#### PROBLEM TO WORK ON:
Write out each entry again. Keep every word exactly as it is.

(Excerpts from a figure dataset)
-------
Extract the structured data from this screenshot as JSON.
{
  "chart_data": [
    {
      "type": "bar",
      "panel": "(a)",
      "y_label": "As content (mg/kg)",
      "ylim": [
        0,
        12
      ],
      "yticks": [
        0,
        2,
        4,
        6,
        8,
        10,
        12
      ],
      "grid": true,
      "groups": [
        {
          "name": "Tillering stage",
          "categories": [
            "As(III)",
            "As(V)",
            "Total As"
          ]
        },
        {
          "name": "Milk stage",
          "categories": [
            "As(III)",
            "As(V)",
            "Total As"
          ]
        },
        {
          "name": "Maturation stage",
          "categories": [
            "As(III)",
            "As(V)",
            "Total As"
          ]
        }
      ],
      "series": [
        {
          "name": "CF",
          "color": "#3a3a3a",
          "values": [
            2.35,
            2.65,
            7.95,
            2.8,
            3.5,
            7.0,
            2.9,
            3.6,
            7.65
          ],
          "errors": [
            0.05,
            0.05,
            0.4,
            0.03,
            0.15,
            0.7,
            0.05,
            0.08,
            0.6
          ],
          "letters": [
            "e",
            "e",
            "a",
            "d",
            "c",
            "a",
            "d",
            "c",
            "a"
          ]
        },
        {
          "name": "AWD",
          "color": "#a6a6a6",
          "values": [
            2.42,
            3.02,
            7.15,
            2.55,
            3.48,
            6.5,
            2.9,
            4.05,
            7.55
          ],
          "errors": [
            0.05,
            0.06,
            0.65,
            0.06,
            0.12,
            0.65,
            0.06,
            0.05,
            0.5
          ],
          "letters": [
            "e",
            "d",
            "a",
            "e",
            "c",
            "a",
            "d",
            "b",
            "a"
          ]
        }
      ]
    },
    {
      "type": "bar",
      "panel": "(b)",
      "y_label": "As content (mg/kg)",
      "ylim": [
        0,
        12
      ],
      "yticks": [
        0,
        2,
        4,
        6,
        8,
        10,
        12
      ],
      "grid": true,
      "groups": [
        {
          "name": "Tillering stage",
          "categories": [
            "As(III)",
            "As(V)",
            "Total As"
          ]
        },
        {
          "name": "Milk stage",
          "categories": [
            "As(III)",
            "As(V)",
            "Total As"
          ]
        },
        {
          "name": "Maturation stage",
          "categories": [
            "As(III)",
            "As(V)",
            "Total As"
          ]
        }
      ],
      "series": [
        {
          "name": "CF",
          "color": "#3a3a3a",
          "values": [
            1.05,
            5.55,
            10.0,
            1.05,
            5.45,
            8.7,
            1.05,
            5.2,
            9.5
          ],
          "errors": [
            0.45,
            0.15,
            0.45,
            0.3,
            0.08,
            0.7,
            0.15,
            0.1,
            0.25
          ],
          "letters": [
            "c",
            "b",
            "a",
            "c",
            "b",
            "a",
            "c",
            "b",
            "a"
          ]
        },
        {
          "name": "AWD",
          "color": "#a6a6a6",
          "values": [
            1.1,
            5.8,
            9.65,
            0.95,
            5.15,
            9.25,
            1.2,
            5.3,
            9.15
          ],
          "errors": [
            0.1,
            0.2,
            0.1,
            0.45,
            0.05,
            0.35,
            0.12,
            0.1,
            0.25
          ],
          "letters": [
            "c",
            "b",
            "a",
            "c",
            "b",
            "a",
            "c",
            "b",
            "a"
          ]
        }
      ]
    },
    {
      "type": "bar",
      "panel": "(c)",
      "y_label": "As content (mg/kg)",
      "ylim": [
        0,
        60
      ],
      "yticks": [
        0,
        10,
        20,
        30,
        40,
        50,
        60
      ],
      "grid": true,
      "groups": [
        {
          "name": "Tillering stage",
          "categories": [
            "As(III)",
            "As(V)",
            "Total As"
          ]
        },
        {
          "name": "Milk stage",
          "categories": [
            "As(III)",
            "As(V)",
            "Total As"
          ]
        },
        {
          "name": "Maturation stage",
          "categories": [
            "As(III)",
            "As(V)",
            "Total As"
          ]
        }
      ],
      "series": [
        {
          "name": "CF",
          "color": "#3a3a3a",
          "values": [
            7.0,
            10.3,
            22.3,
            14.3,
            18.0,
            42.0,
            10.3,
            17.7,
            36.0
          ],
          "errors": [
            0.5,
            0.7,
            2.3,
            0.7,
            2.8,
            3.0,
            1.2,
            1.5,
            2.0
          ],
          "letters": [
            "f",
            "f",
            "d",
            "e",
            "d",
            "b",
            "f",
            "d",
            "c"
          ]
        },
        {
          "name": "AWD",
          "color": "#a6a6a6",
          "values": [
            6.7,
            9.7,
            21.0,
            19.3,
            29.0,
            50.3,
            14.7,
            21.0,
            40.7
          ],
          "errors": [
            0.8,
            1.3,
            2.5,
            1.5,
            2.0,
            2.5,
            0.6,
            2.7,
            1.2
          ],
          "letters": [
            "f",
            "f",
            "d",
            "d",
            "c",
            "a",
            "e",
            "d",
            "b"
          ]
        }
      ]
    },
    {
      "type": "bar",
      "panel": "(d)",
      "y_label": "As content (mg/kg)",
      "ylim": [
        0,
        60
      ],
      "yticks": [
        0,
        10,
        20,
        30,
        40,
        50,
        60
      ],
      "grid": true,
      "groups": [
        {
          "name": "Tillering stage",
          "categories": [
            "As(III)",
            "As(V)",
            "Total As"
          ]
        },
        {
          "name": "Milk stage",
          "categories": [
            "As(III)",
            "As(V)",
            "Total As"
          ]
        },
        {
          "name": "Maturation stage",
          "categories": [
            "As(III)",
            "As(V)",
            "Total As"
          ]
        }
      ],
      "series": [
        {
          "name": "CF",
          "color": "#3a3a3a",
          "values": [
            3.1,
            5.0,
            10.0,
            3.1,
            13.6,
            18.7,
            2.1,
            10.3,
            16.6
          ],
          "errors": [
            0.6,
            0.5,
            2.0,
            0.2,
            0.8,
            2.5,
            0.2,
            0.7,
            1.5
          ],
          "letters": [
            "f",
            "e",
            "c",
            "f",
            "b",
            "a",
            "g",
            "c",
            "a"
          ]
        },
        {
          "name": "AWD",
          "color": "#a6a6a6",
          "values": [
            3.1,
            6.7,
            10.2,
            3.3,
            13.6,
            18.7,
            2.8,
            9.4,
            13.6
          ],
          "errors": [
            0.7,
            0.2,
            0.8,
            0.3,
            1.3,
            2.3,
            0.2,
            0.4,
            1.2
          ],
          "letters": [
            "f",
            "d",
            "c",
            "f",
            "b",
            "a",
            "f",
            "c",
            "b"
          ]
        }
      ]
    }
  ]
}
-------
#### FINAL RESULT:
Extract the structured data from this screenshot as JSON.
{
  "chart_data": [
    {
      "type": "bar",
      "panel": "(a)",
      "y_label": "As content (mg/kg)",
      "ylim": [
        0,
        12
      ],
      "yticks": [
        0,
        2,
        4,
        6,
        8,
        10,
        12
      ],
      "grid": true,
      "groups": [
        {
          "name": "Tillering stage",
          "categories": [
            "As(III)",
            "As(V)",
            "Total As"
          ]
        },
        {
          "name": "Milk stage",
          "categories": [
            "As(III)",
            "As(V)",
            "Total As"
          ]
        },
        {
          "name": "Maturation stage",
          "categories": [
            "As(III)",
            "As(V)",
            "Total As"
          ]
        }
      ],
      "series": [
        {
          "name": "CF",
          "color": "#3a3a3a",
          "values": [
            2.35,
            2.65,
            7.95,
            2.8,
            3.5,
            7.0,
            2.9,
            3.6,
            7.65
          ],
          "errors": [
            0.05,
            0.05,
            0.4,
            0.03,
            0.15,
            0.7,
            0.05,
            0.08,
            0.6
          ],
          "letters": [
            "e",
            "e",
            "a",
            "d",
            "c",
            "a",
            "d",
            "c",
            "a"
          ]
        },
        {
          "name": "AWD",
          "color": "#a6a6a6",
          "values": [
            2.42,
            3.02,
            7.15,
            2.55,
            3.48,
            6.5,
            2.9,
            4.05,
            7.55
          ],
          "errors": [
            0.05,
            0.06,
            0.65,
            0.06,
            0.12,
            0.65,
            0.06,
            0.05,
            0.5
          ],
          "letters": [
            "e",
            "d",
            "a",
            "e",
            "c",
            "a",
            "d",
            "b",
            "a"
          ]
        }
      ]
    },
    {
      "type": "bar",
      "panel": "(b)",
      "y_label": "As content (mg/kg)",
      "ylim": [
        0,
        12
      ],
      "yticks": [
        0,
        2,
        4,
        6,
        8,
        10,
        12
      ],
      "grid": true,
      "groups": [
        {
          "name": "Tillering stage",
          "categories": [
            "As(III)",
            "As(V)",
            "Total As"
          ]
        },
        {
          "name": "Milk stage",
          "categories": [
            "As(III)",
            "As(V)",
            "Total As"
          ]
        },
        {
          "name": "Maturation stage",
          "categories": [
            "As(III)",
            "As(V)",
            "Total As"
          ]
        }
      ],
      "series": [
        {
          "name": "CF",
          "color": "#3a3a3a",
          "values": [
            1.05,
            5.55,
            10.0,
            1.05,
            5.45,
            8.7,
            1.05,
            5.2,
            9.5
          ],
          "errors": [
            0.45,
            0.15,
            0.45,
            0.3,
            0.08,
            0.7,
            0.15,
            0.1,
            0.25
          ],
          "letters": [
            "c",
            "b",
            "a",
            "c",
            "b",
            "a",
            "c",
            "b",
            "a"
          ]
        },
        {
          "name": "AWD",
          "color": "#a6a6a6",
          "values": [
            1.1,
            5.8,
            9.65,
            0.95,
            5.15,
            9.25,
            1.2,
            5.3,
            9.15
          ],
          "errors": [
            0.1,
            0.2,
            0.1,
            0.45,
            0.05,
            0.35,
            0.12,
            0.1,
            0.25
          ],
          "letters": [
            "c",
            "b",
            "a",
            "c",
            "b",
            "a",
            "c",
            "b",
            "a"
          ]
        }
      ]
    },
    {
      "type": "bar",
      "panel": "(c)",
      "y_label": "As content (mg/kg)",
      "ylim": [
        0,
        60
      ],
      "yticks": [
        0,
        10,
        20,
        30,
        40,
        50,
        60
      ],
      "grid": true,
      "groups": [
        {
          "name": "Tillering stage",
          "categories": [
            "As(III)",
            "As(V)",
            "Total As"
          ]
        },
        {
          "name": "Milk stage",
          "categories": [
            "As(III)",
            "As(V)",
            "Total As"
          ]
        },
        {
          "name": "Maturation stage",
          "categories": [
            "As(III)",
            "As(V)",
            "Total As"
          ]
        }
      ],
      "series": [
        {
          "name": "CF",
          "color": "#3a3a3a",
          "values": [
            7.0,
            10.3,
            22.3,
            14.3,
            18.0,
            42.0,
            10.3,
            17.7,
            36.0
          ],
          "errors": [
            0.5,
            0.7,
            2.3,
            0.7,
            2.8,
            3.0,
            1.2,
            1.5,
            2.0
          ],
          "letters": [
            "f",
            "f",
            "d",
            "e",
            "d",
            "b",
            "f",
            "d",
            "c"
          ]
        },
        {
          "name": "AWD",
          "color": "#a6a6a6",
          "values": [
            6.7,
            9.7,
            21.0,
            19.3,
            29.0,
            50.3,
            14.7,
            21.0,
            40.7
          ],
          "errors": [
            0.8,
            1.3,
            2.5,
            1.5,
            2.0,
            2.5,
            0.6,
            2.7,
            1.2
          ],
          "letters": [
            "f",
            "f",
            "d",
            "d",
            "c",
            "a",
            "e",
            "d",
            "b"
          ]
        }
      ]
    },
    {
      "type": "bar",
      "panel": "(d)",
      "y_label": "As content (mg/kg)",
      "ylim": [
        0,
        60
      ],
      "yticks": [
        0,
        10,
        20,
        30,
        40,
        50,
        60
      ],
      "grid": true,
      "groups": [
        {
          "name": "Tillering stage",
          "categories": [
            "As(III)",
            "As(V)",
            "Total As"
          ]
        },
        {
          "name": "Milk stage",
          "categories": [
            "As(III)",
            "As(V)",
            "Total As"
          ]
        },
        {
          "name": "Maturation stage",
          "categories": [
            "As(III)",
            "As(V)",
            "Total As"
          ]
        }
      ],
      "series": [
        {
          "name": "CF",
          "color": "#3a3a3a",
          "values": [
            3.1,
            5.0,
            10.0,
            3.1,
            13.6,
            18.7,
            2.1,
            10.3,
            16.6
          ],
          "errors": [
            0.6,
            0.5,
            2.0,
            0.2,
            0.8,
            2.5,
            0.2,
            0.7,
            1.5
          ],
          "letters": [
            "f",
            "e",
            "c",
            "f",
            "b",
            "a",
            "g",
            "c",
            "a"
          ]
        },
        {
          "name": "AWD",
          "color": "#a6a6a6",
          "values": [
            3.1,
            6.7,
            10.2,
            3.3,
            13.6,
            18.7,
            2.8,
            9.4,
            13.6
          ],
          "errors": [
            0.7,
            0.2,
            0.8,
            0.3,
            1.3,
            2.3,
            0.2,
            0.4,
            1.2
          ],
          "letters": [
            "f",
            "d",
            "c",
            "f",
            "b",
            "a",
            "f",
            "c",
            "b"
          ]
        }
      ]
    }
  ]
}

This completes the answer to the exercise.